- INPUT DATA -
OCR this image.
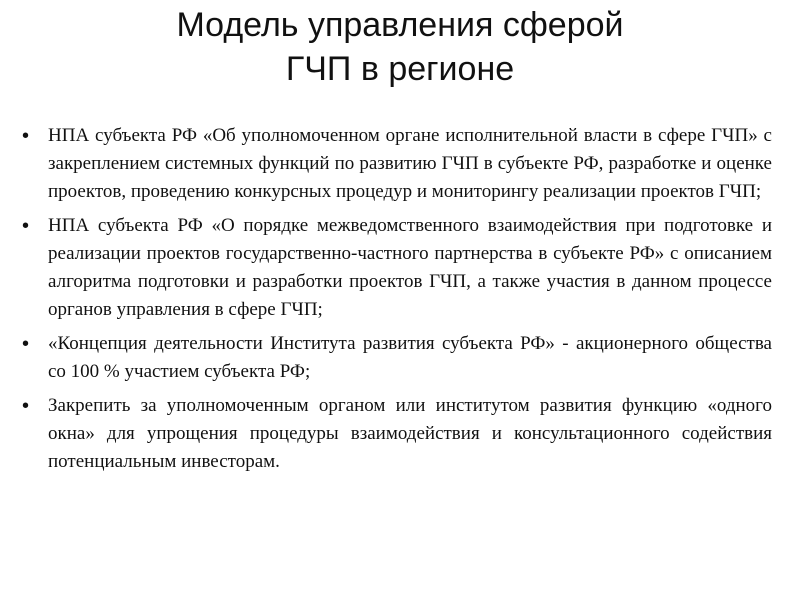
Модель управления сферой
ГЧП в регионе
• НПА субъекта РФ «Об уполномоченном органе исполнительной власти в сфере ГЧП» с закреплением системных функций по развитию ГЧП в субъекте РФ, разработке и оценке проектов, проведению конкурсных процедур и мониторингу реализации проектов ГЧП;
• НПА субъекта РФ «О порядке межведомственного взаимодействия при подготовке и реализации проектов государственно-частного партнерства в субъекте РФ» с описанием алгоритма подготовки и разработки проектов ГЧП, а также участия в данном процессе органов управления в сфере ГЧП;
• «Концепция деятельности Института развития субъекта РФ» - акционерного общества со 100 % участием субъекта РФ;
• Закрепить за уполномоченным органом или институтом развития функцию «одного окна» для упрощения процедуры взаимодействия и консультационного содействия потенциальным инвесторам.
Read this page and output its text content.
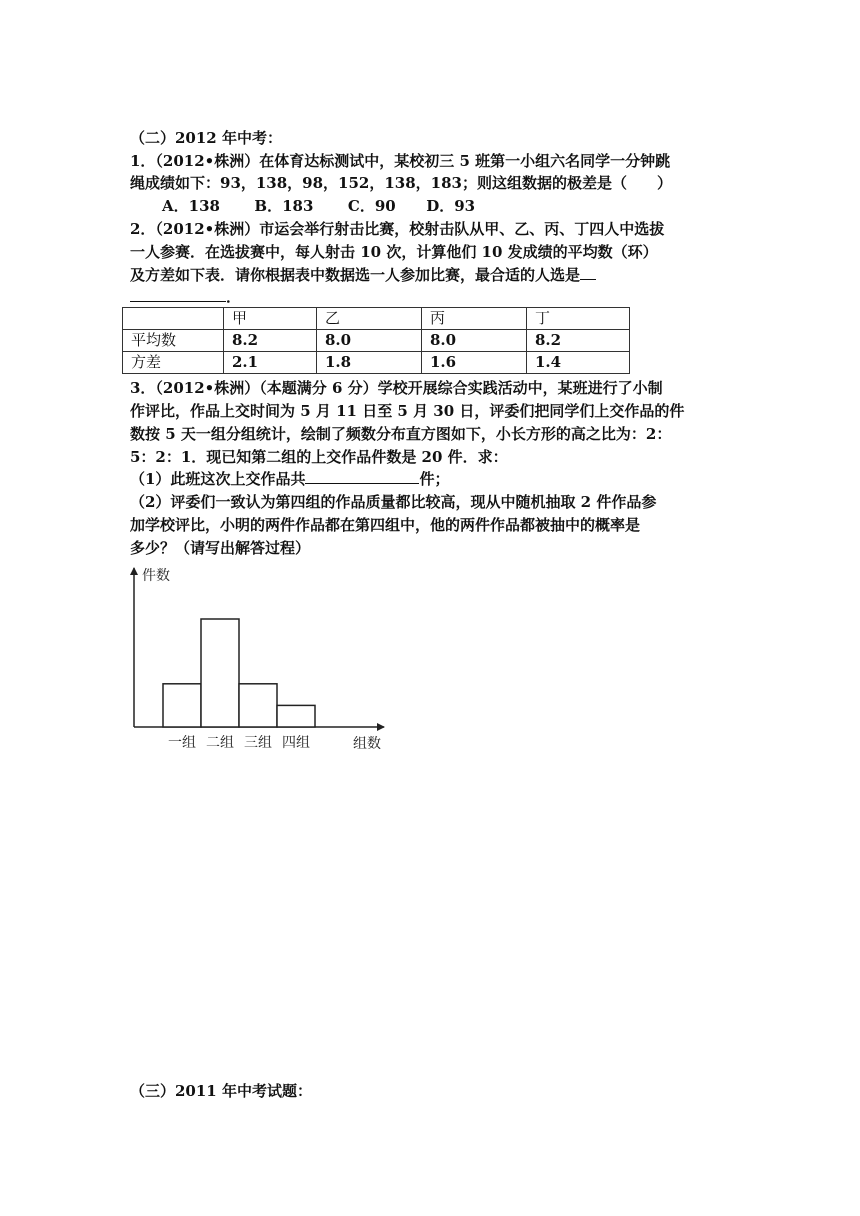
（二）2012 年中考：
1．（2012•株洲）在体育达标测试中，某校初三 5 班第一小组六名同学一分钟跳
绳成绩如下：93，138，98，152，138，183；则这组数据的极差是（　　）
A．138 B．183 C．90 D．93
2．（2012•株洲）市运会举行射击比赛，校射击队从甲、乙、丙、丁四人中选拔
一人参赛．在选拔赛中，每人射击 10 次，计算他们 10 发成绩的平均数（环）
及方差如下表．请你根据表中数据选一人参加比赛，最合适的人选是
．
	甲	乙	丙	丁
平均数	8.2	8.0	8.0	8.2
方差	2.1	1.8	1.6	1.4
3．（2012•株洲）（本题满分 6 分）学校开展综合实践活动中，某班进行了小制
作评比，作品上交时间为 5 月 11 日至 5 月 30 日，评委们把同学们上交作品的件
数按 5 天一组分组统计，绘制了频数分布直方图如下，小长方形的高之比为：2：
5：2：1．现已知第二组的上交作品件数是 20 件．求：
（1）此班这次上交作品共	件；
（2）评委们一致认为第四组的作品质量都比较高，现从中随机抽取 2 件作品参
加学校评比，小明的两件作品都在第四组中，他的两件作品都被抽中的概率是
多少？（请写出解答过程）
件数
组数
一组 二组 三组 四组
（三）2011 年中考试题：
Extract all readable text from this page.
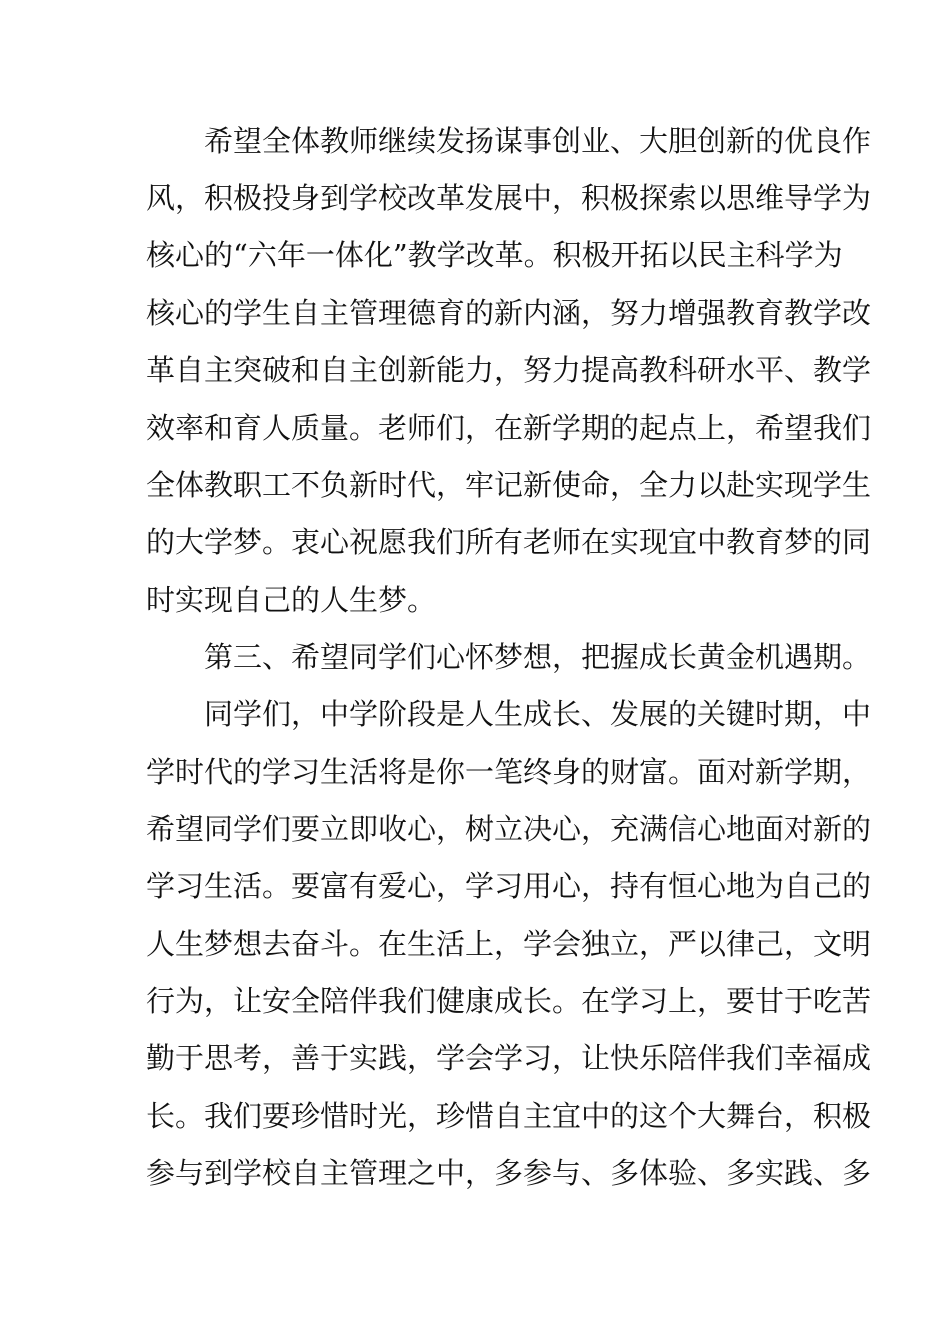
希望全体教师继续发扬谋事创业、大胆创新的优良作
风，积极投身到学校改革发展中，积极探索以思维导学为
核心的“六年一体化”教学改革。积极开拓以民主科学为
核心的学生自主管理德育的新内涵，努力增强教育教学改
革自主突破和自主创新能力，努力提高教科研水平、教学
效率和育人质量。老师们，在新学期的起点上，希望我们
全体教职工不负新时代，牢记新使命，全力以赴实现学生
的大学梦。衷心祝愿我们所有老师在实现宜中教育梦的同
时实现自己的人生梦。
第三、希望同学们心怀梦想，把握成长黄金机遇期。
同学们，中学阶段是人生成长、发展的关键时期，中
学时代的学习生活将是你一笔终身的财富。面对新学期，
希望同学们要立即收心，树立决心，充满信心地面对新的
学习生活。要富有爱心，学习用心，持有恒心地为自己的
人生梦想去奋斗。在生活上，学会独立，严以律己，文明
行为，让安全陪伴我们健康成长。在学习上，要甘于吃苦
勤于思考，善于实践，学会学习，让快乐陪伴我们幸福成
长。我们要珍惜时光，珍惜自主宜中的这个大舞台，积极
参与到学校自主管理之中，多参与、多体验、多实践、多
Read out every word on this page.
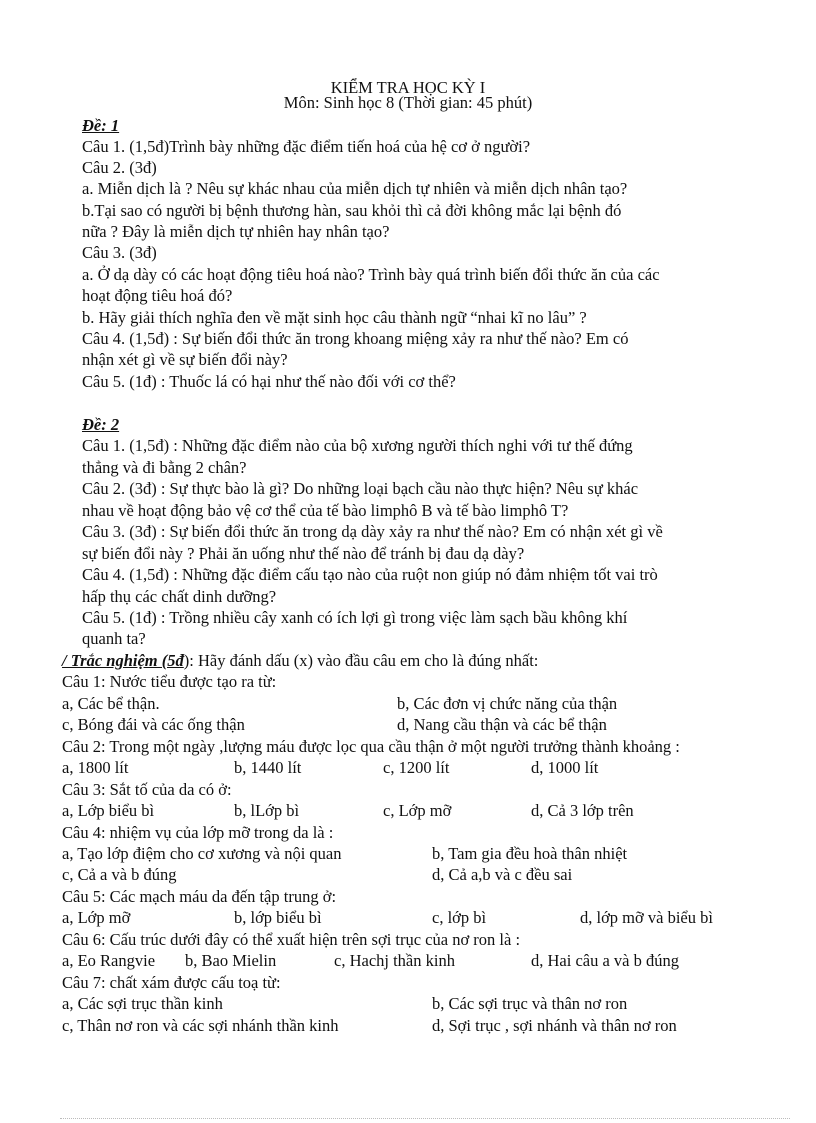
KIỂM TRA HỌC KỲ I
Môn: Sinh học 8 (Thời gian: 45 phút)
Đề: 1
Câu 1. (1,5đ)Trình bày những đặc điểm tiến hoá của hệ cơ ở người?
Câu 2. (3đ)
a. Miễn dịch là ? Nêu sự khác nhau của miễn dịch tự nhiên và miễn dịch nhân tạo?
b.Tại sao có người bị bệnh thương hàn, sau khỏi thì cả đời không mắc lại bệnh đó
nữa ? Đây là miễn dịch tự nhiên hay nhân tạo?
Câu 3. (3đ)
a. Ở dạ dày có các hoạt động tiêu hoá nào? Trình bày quá trình biến đổi thức ăn của các
hoạt động tiêu hoá đó?
b. Hãy giải thích nghĩa đen về mặt sinh học câu thành ngữ “nhai kĩ no lâu” ?
Câu 4. (1,5đ) : Sự biến đổi thức ăn trong khoang miệng xảy ra như thế nào? Em có
nhận xét gì về sự biến đổi này?
Câu 5. (1đ) : Thuốc lá có hại như thế nào đối với cơ thể?
Đề: 2
Câu 1. (1,5đ) : Những đặc điểm nào của bộ xương người thích nghi với tư thế đứng
thẳng và đi bằng 2 chân?
Câu 2. (3đ) : Sự thực bào là gì? Do những loại bạch cầu nào thực hiện? Nêu sự khác
nhau về hoạt động bảo vệ cơ thể của tế bào limphô B và tế bào limphô T?
Câu 3. (3đ) : Sự biến đổi thức ăn trong dạ dày xảy ra như thế nào? Em có nhận xét gì về
sự biến đổi này ? Phải ăn uống như thế nào để tránh bị đau dạ dày?
Câu 4. (1,5đ) : Những đặc điểm cấu tạo nào của ruột non giúp nó đảm nhiệm tốt vai trò
hấp thụ các chất dinh dưỡng?
Câu 5. (1đ) : Trồng nhiều cây xanh có ích lợi gì trong việc làm sạch bầu không khí
quanh ta?
/ Trắc nghiệm (5đ): Hãy đánh dấu (x) vào đầu câu em cho là đúng nhất:
Câu 1: Nước tiểu được tạo ra từ:
a, Các bể thận.	b, Các đơn vị chức năng của thận
c, Bóng đái và các ống thận	d, Nang cầu thận và các bể thận
Câu 2: Trong một ngày ,lượng máu được lọc qua cầu thận ở một người trưởng thành khoảng :
a, 1800 lít	b, 1440 lít	c, 1200 lít	d, 1000 lít
Câu 3: Sắt tố của da có ở:
a, Lớp biểu bì	b, lLớp bì	c, Lớp mỡ	d, Cả 3 lớp trên
Câu 4: nhiệm vụ của lớp mỡ trong da là :
a, Tạo lớp điệm cho cơ xương và nội quan	b, Tam gia đều hoà thân nhiệt
c, Cả a và b đúng	d, Cả a,b và c đều sai
Câu 5: Các mạch máu da đến tập trung ở:
a, Lớp mỡ	b, lớp biểu bì	c, lớp bì	d, lớp mỡ và biểu bì
Câu 6: Cấu trúc dưới đây có thể xuất hiện trên sợi trục của nơ ron là :
a, Eo Rangvie b, Bao Mielin	c, Hachj thần kinh	d, Hai câu a và b đúng
Câu 7: chất xám được cấu toạ từ:
a, Các sợi trục thần kinh	b, Các sợi trục và thân nơ ron
c, Thân nơ ron và các sợi nhánh thần kinh	d, Sợi trục , sợi nhánh và thân nơ ron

- TASK GOAL -
In the entries above, identify every line with the string "реализации".

- RESULT OF THE TASK -
• НПА субъекта РФ «Об уполномоченном органе исполнительной власти в сфере ГЧП» с закреплением системных функций по развитию ГЧП в субъекте РФ, разработке и оценке проектов, проведению конкурсных процедур и мониторингу реализации проектов ГЧП;
• НПА субъекта РФ «О порядке межведомственного взаимодействия при подготовке и реализации проектов государственно-частного партнерства в субъекте РФ» с описанием алгоритма подготовки и разработки проектов ГЧП, а также участия в данном процессе органов управления в сфере ГЧП;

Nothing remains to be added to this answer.